◆ Task ◆
Word for word, set down the records and skip each picture.

◆ Data listing ◆
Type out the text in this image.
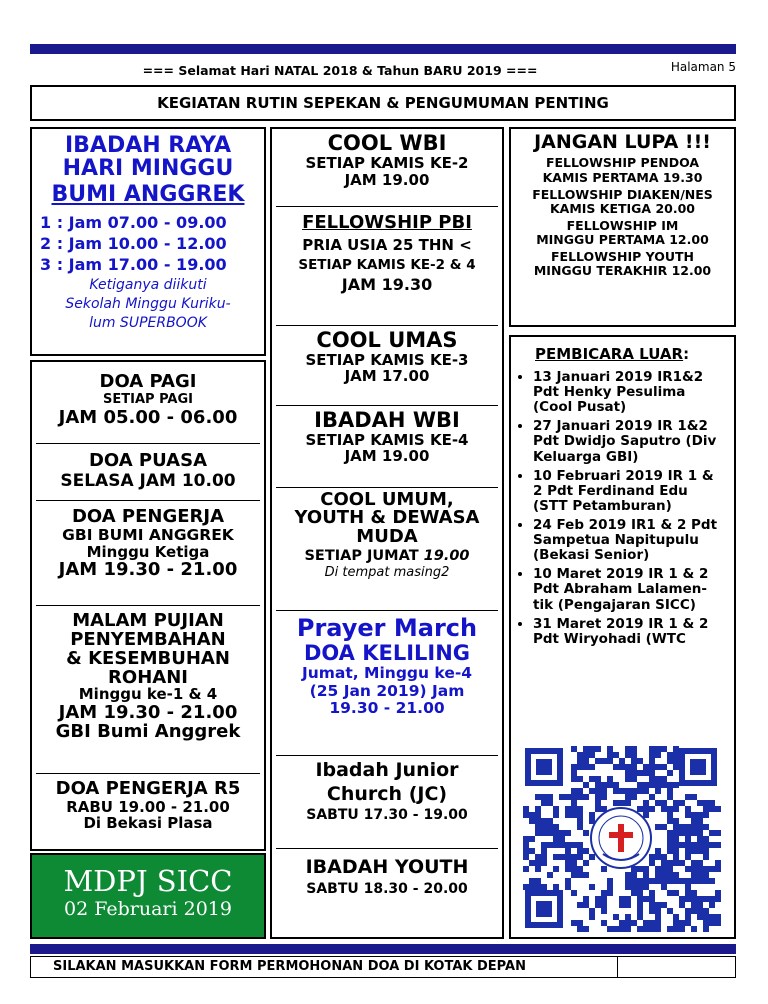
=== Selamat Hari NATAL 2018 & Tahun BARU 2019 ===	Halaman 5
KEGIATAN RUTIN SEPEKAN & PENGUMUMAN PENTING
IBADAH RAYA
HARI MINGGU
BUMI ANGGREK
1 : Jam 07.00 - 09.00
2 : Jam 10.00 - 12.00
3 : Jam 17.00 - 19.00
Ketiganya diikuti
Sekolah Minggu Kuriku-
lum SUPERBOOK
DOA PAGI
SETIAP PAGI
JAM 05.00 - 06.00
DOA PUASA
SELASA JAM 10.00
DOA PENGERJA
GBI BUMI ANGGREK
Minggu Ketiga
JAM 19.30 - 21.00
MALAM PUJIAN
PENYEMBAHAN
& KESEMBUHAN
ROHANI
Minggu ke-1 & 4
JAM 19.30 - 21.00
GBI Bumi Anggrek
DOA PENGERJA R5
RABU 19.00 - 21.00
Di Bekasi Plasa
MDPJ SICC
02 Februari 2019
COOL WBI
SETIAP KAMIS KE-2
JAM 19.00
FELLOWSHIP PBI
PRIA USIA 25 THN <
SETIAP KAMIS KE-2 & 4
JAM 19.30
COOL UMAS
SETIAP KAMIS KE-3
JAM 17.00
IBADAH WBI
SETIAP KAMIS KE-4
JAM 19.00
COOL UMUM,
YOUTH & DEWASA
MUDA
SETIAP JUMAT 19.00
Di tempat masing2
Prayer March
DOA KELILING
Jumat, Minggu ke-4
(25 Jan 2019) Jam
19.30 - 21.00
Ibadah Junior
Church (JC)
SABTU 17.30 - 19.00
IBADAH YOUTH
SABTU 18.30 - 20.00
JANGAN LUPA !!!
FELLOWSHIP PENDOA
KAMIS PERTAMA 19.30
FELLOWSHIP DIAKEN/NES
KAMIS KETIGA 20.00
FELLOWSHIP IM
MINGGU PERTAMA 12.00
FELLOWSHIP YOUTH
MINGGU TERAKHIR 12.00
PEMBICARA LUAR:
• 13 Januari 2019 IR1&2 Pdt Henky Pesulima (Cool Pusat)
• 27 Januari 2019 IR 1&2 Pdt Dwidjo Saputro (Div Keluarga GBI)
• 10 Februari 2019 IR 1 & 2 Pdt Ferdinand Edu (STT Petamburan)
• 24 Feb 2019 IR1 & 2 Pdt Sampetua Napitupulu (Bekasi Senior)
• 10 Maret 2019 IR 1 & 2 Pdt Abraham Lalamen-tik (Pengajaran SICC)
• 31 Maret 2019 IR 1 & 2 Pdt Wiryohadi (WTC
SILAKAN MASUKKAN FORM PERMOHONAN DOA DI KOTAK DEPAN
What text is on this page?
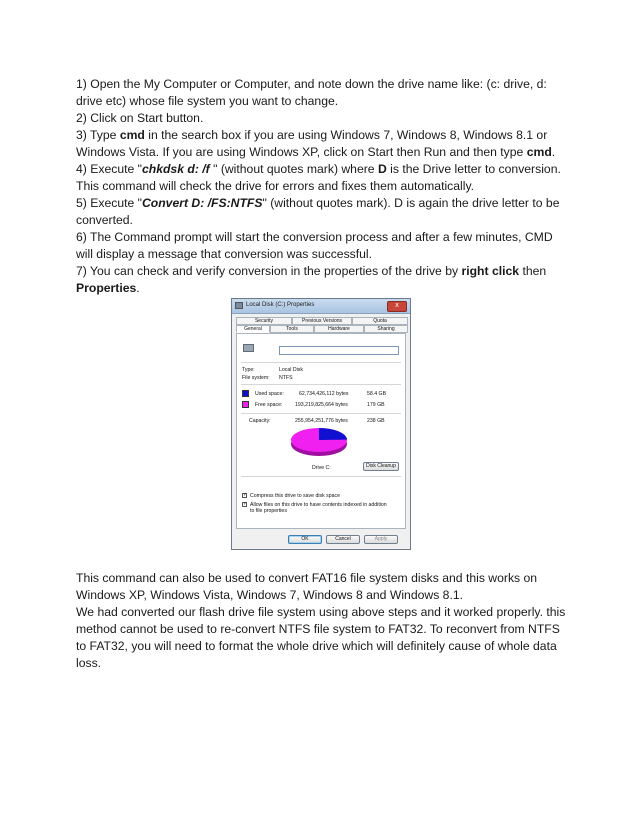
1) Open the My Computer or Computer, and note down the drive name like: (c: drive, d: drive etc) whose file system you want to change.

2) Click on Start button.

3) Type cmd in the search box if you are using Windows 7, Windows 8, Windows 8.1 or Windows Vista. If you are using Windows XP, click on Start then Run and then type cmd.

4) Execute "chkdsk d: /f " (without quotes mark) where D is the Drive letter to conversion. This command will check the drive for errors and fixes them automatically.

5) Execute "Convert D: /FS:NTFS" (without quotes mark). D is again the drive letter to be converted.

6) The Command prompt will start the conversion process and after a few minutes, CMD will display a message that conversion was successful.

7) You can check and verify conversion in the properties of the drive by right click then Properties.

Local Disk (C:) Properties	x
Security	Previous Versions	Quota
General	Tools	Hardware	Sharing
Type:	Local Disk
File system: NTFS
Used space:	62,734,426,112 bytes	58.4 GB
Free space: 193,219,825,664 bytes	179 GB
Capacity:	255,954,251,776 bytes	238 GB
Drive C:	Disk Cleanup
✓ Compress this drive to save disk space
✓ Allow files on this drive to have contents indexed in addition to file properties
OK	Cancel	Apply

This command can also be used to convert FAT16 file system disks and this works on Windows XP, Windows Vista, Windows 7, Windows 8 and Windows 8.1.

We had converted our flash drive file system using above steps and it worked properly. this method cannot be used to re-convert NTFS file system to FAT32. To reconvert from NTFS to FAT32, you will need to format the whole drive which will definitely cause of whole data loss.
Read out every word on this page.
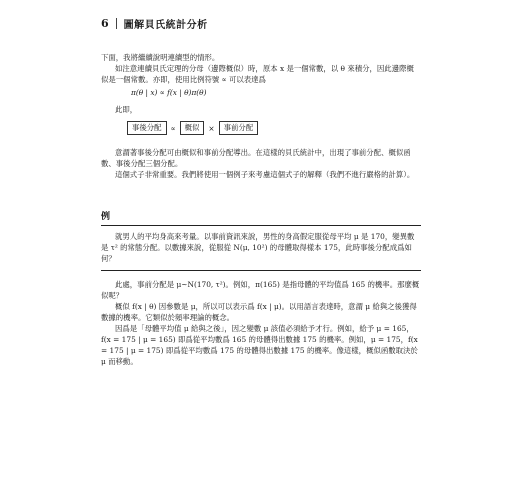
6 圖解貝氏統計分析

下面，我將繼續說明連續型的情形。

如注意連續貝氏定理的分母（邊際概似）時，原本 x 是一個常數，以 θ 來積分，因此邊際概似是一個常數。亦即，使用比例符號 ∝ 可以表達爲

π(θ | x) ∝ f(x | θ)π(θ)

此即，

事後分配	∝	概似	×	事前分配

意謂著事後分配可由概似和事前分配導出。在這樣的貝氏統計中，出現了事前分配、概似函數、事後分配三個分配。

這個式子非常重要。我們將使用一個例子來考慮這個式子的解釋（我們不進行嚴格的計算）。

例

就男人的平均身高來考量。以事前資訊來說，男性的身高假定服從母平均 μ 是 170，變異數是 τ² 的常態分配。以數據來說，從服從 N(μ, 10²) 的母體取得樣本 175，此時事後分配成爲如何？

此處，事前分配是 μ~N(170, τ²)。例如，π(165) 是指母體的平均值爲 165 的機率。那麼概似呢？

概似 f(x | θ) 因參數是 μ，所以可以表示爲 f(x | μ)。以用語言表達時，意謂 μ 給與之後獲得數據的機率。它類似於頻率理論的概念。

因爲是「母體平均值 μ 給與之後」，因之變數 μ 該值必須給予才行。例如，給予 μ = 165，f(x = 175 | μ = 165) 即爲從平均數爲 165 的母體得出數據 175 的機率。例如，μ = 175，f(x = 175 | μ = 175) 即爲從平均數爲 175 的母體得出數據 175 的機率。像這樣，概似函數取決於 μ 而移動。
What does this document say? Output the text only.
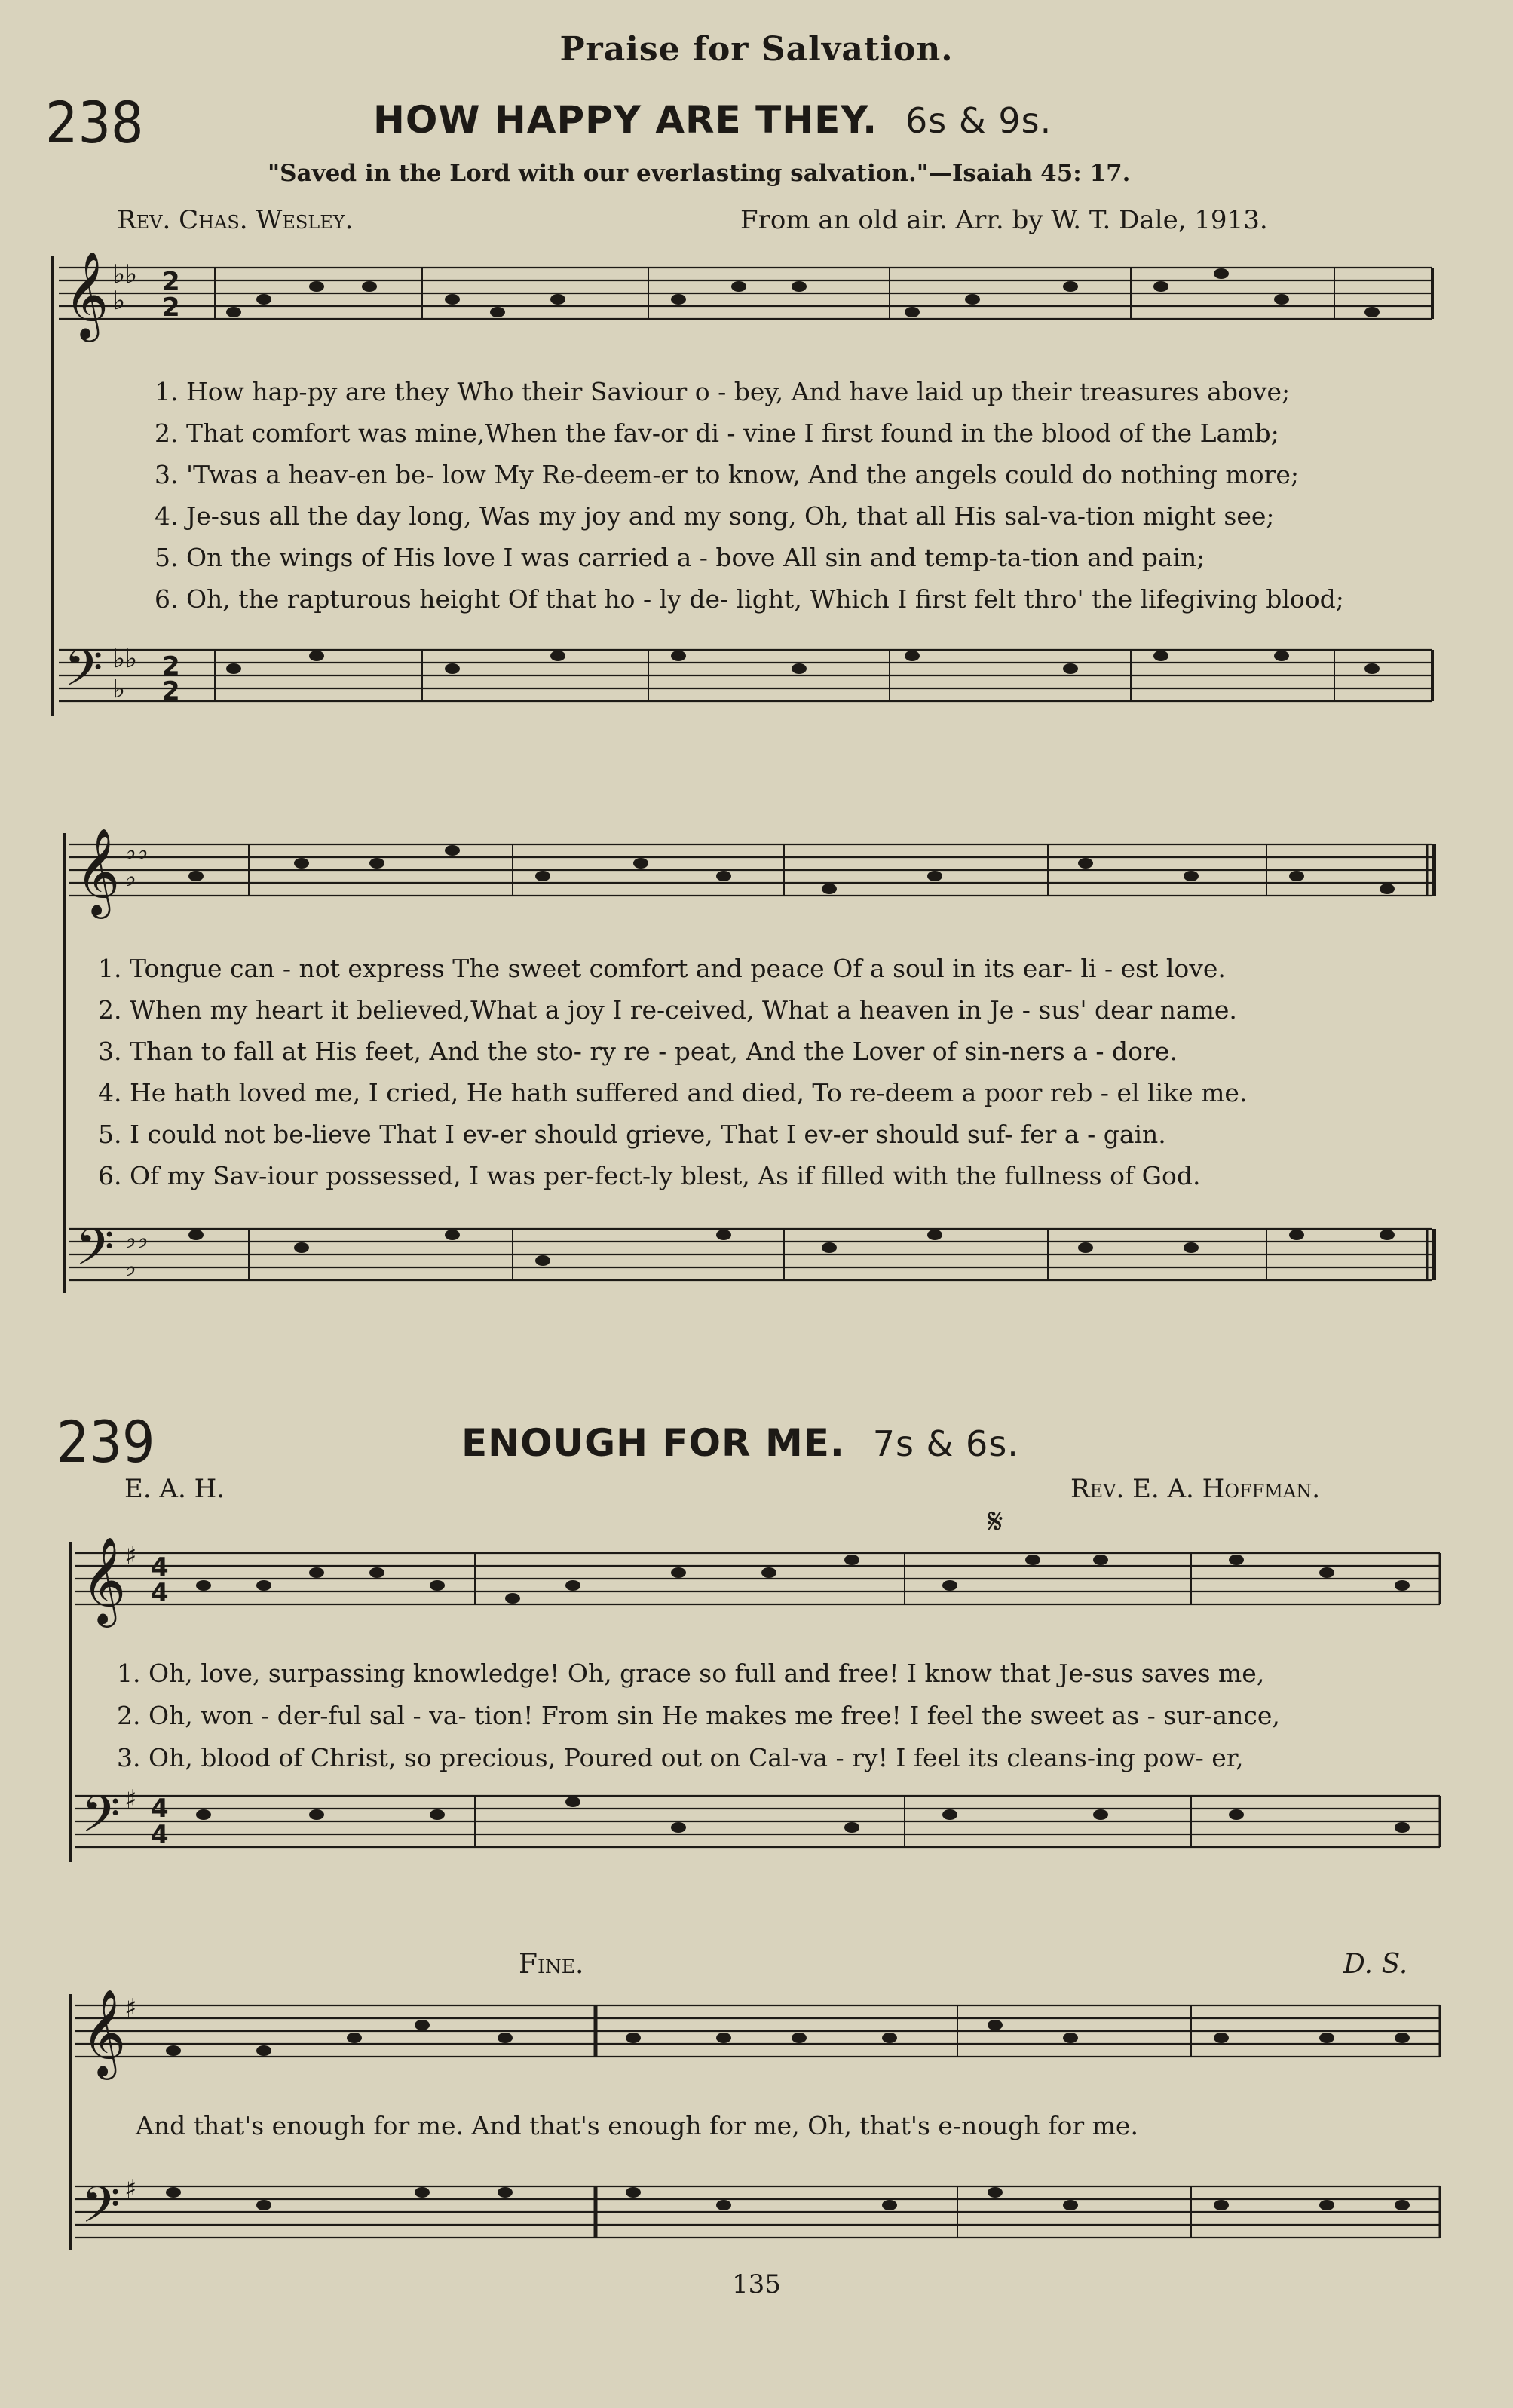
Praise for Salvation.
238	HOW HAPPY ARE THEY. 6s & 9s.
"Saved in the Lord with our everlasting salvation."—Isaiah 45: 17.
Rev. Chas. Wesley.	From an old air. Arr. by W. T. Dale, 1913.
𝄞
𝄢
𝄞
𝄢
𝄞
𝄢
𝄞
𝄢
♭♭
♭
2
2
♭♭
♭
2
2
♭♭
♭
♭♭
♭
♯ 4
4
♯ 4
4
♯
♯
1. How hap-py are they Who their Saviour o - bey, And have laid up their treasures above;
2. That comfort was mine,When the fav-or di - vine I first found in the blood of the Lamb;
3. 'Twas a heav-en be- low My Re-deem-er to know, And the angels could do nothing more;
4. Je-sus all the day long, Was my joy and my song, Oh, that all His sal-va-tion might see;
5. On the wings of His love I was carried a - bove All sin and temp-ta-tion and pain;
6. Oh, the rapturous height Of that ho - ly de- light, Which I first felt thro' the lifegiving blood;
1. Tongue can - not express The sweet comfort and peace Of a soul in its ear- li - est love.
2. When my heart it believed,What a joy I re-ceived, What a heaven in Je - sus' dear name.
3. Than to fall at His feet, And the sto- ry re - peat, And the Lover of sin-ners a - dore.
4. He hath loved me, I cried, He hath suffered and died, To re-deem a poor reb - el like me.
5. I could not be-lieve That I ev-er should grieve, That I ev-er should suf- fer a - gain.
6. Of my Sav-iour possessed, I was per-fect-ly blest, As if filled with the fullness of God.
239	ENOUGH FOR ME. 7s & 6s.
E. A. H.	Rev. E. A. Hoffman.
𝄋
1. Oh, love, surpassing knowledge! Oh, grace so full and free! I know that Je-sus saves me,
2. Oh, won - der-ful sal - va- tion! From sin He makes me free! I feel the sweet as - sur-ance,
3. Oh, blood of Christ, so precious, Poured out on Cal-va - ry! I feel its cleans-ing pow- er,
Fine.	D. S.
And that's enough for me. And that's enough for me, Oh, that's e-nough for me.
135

◆ Solution for this task ◆
Type out the text in this image.
=== Selamat Hari NATAL 2018 & Tahun BARU 2019 ===	Halaman 5
KEGIATAN RUTIN SEPEKAN & PENGUMUMAN PENTING
IBADAH RAYA
HARI MINGGU
BUMI ANGGREK
1 : Jam 07.00 - 09.00
2 : Jam 10.00 - 12.00
3 : Jam 17.00 - 19.00
Ketiganya diikuti
Sekolah Minggu Kuriku-
lum SUPERBOOK
DOA PAGI
SETIAP PAGI
JAM 05.00 - 06.00
DOA PUASA
SELASA JAM 10.00
DOA PENGERJA
GBI BUMI ANGGREK
Minggu Ketiga
JAM 19.30 - 21.00
MALAM PUJIAN
PENYEMBAHAN
& KESEMBUHAN
ROHANI
Minggu ke-1 & 4
JAM 19.30 - 21.00
GBI Bumi Anggrek
DOA PENGERJA R5
RABU 19.00 - 21.00
Di Bekasi Plasa
MDPJ SICC
02 Februari 2019
COOL WBI
SETIAP KAMIS KE-2
JAM 19.00
FELLOWSHIP PBI
PRIA USIA 25 THN <
SETIAP KAMIS KE-2 & 4
JAM 19.30
COOL UMAS
SETIAP KAMIS KE-3
JAM 17.00
IBADAH WBI
SETIAP KAMIS KE-4
JAM 19.00
COOL UMUM,
YOUTH & DEWASA
MUDA
SETIAP JUMAT 19.00
Di tempat masing2
Prayer March
DOA KELILING
Jumat, Minggu ke-4
(25 Jan 2019) Jam
19.30 - 21.00
Ibadah Junior
Church (JC)
SABTU 17.30 - 19.00
IBADAH YOUTH
SABTU 18.30 - 20.00
JANGAN LUPA !!!
FELLOWSHIP PENDOA
KAMIS PERTAMA 19.30
FELLOWSHIP DIAKEN/NES
KAMIS KETIGA 20.00
FELLOWSHIP IM
MINGGU PERTAMA 12.00
FELLOWSHIP YOUTH
MINGGU TERAKHIR 12.00
PEMBICARA LUAR:
• 13 Januari 2019 IR1&2 Pdt Henky Pesulima (Cool Pusat)
• 27 Januari 2019 IR 1&2 Pdt Dwidjo Saputro (Div Keluarga GBI)
• 10 Februari 2019 IR 1 & 2 Pdt Ferdinand Edu (STT Petamburan)
• 24 Feb 2019 IR1 & 2 Pdt Sampetua Napitupulu (Bekasi Senior)
• 10 Maret 2019 IR 1 & 2 Pdt Abraham Lalamen-tik (Pengajaran SICC)
• 31 Maret 2019 IR 1 & 2 Pdt Wiryohadi (WTC
SILAKAN MASUKKAN FORM PERMOHONAN DOA DI KOTAK DEPAN
What text is on this page?
1) Open the My Computer or Computer, and note down the drive name like: (c: drive, d: drive etc) whose file system you want to change.

2) Click on Start button.

3) Type cmd in the search box if you are using Windows 7, Windows 8, Windows 8.1 or Windows Vista. If you are using Windows XP, click on Start then Run and then type cmd.

4) Execute "chkdsk d: /f " (without quotes mark) where D is the Drive letter to conversion. This command will check the drive for errors and fixes them automatically.

5) Execute "Convert D: /FS:NTFS" (without quotes mark). D is again the drive letter to be converted.

6) The Command prompt will start the conversion process and after a few minutes, CMD will display a message that conversion was successful.

7) You can check and verify conversion in the properties of the drive by right click then Properties.

Local Disk (C:) Properties	x
Security	Previous Versions	Quota
General	Tools	Hardware	Sharing
Type:	Local Disk
File system: NTFS
Used space:	62,734,426,112 bytes	58.4 GB
Free space: 193,219,825,664 bytes	179 GB
Capacity:	255,954,251,776 bytes	238 GB
Drive C:	Disk Cleanup
✓ Compress this drive to save disk space
✓ Allow files on this drive to have contents indexed in addition to file properties
OK	Cancel	Apply

This command can also be used to convert FAT16 file system disks and this works on Windows XP, Windows Vista, Windows 7, Windows 8 and Windows 8.1.

We had converted our flash drive file system using above steps and it worked properly. this method cannot be used to re-convert NTFS file system to FAT32. To reconvert from NTFS to FAT32, you will need to format the whole drive which will definitely cause of whole data loss.
Read out every word on this page.
6 圖解貝氏統計分析

下面，我將繼續說明連續型的情形。

如注意連續貝氏定理的分母（邊際概似）時，原本 x 是一個常數，以 θ 來積分，因此邊際概似是一個常數。亦即，使用比例符號 ∝ 可以表達爲

π(θ | x) ∝ f(x | θ)π(θ)

此即，

事後分配	∝	概似	×	事前分配

意謂著事後分配可由概似和事前分配導出。在這樣的貝氏統計中，出現了事前分配、概似函數、事後分配三個分配。

這個式子非常重要。我們將使用一個例子來考慮這個式子的解釋（我們不進行嚴格的計算）。

例

就男人的平均身高來考量。以事前資訊來說，男性的身高假定服從母平均 μ 是 170，變異數是 τ² 的常態分配。以數據來說，從服從 N(μ, 10²) 的母體取得樣本 175，此時事後分配成爲如何？

此處，事前分配是 μ~N(170, τ²)。例如，π(165) 是指母體的平均值爲 165 的機率。那麼概似呢？

概似 f(x | θ) 因參數是 μ，所以可以表示爲 f(x | μ)。以用語言表達時，意謂 μ 給與之後獲得數據的機率。它類似於頻率理論的概念。

因爲是「母體平均值 μ 給與之後」，因之變數 μ 該值必須給予才行。例如，給予 μ = 165，f(x = 175 | μ = 165) 即爲從平均數爲 165 的母體得出數據 175 的機率。例如，μ = 175，f(x = 175 | μ = 175) 即爲從平均數爲 175 的母體得出數據 175 的機率。像這樣，概似函數取決於 μ 而移動。
What does this document say? Output the text only.
Praise for Salvation.
238	HOW HAPPY ARE THEY. 6s & 9s.
"Saved in the Lord with our everlasting salvation."—Isaiah 45: 17.
Rev. Chas. Wesley.	From an old air. Arr. by W. T. Dale, 1913.
𝄞
𝄢
𝄞
𝄢
𝄞
𝄢
𝄞
𝄢
♭♭
♭
2
2
♭♭
♭
2
2
♭♭
♭
♭♭
♭
♯ 4
4
♯ 4
4
♯
♯
1. How hap-py are they Who their Saviour o - bey, And have laid up their treasures above;
2. That comfort was mine,When the fav-or di - vine I first found in the blood of the Lamb;
3. 'Twas a heav-en be- low My Re-deem-er to know, And the angels could do nothing more;
4. Je-sus all the day long, Was my joy and my song, Oh, that all His sal-va-tion might see;
5. On the wings of His love I was carried a - bove All sin and temp-ta-tion and pain;
6. Oh, the rapturous height Of that ho - ly de- light, Which I first felt thro' the lifegiving blood;
1. Tongue can - not express The sweet comfort and peace Of a soul in its ear- li - est love.
2. When my heart it believed,What a joy I re-ceived, What a heaven in Je - sus' dear name.
3. Than to fall at His feet, And the sto- ry re - peat, And the Lover of sin-ners a - dore.
4. He hath loved me, I cried, He hath suffered and died, To re-deem a poor reb - el like me.
5. I could not be-lieve That I ev-er should grieve, That I ev-er should suf- fer a - gain.
6. Of my Sav-iour possessed, I was per-fect-ly blest, As if filled with the fullness of God.
239	ENOUGH FOR ME. 7s & 6s.
E. A. H.	Rev. E. A. Hoffman.
𝄋
1. Oh, love, surpassing knowledge! Oh, grace so full and free! I know that Je-sus saves me,
2. Oh, won - der-ful sal - va- tion! From sin He makes me free! I feel the sweet as - sur-ance,
3. Oh, blood of Christ, so precious, Poured out on Cal-va - ry! I feel its cleans-ing pow- er,
Fine.	D. S.
And that's enough for me. And that's enough for me, Oh, that's e-nough for me.
135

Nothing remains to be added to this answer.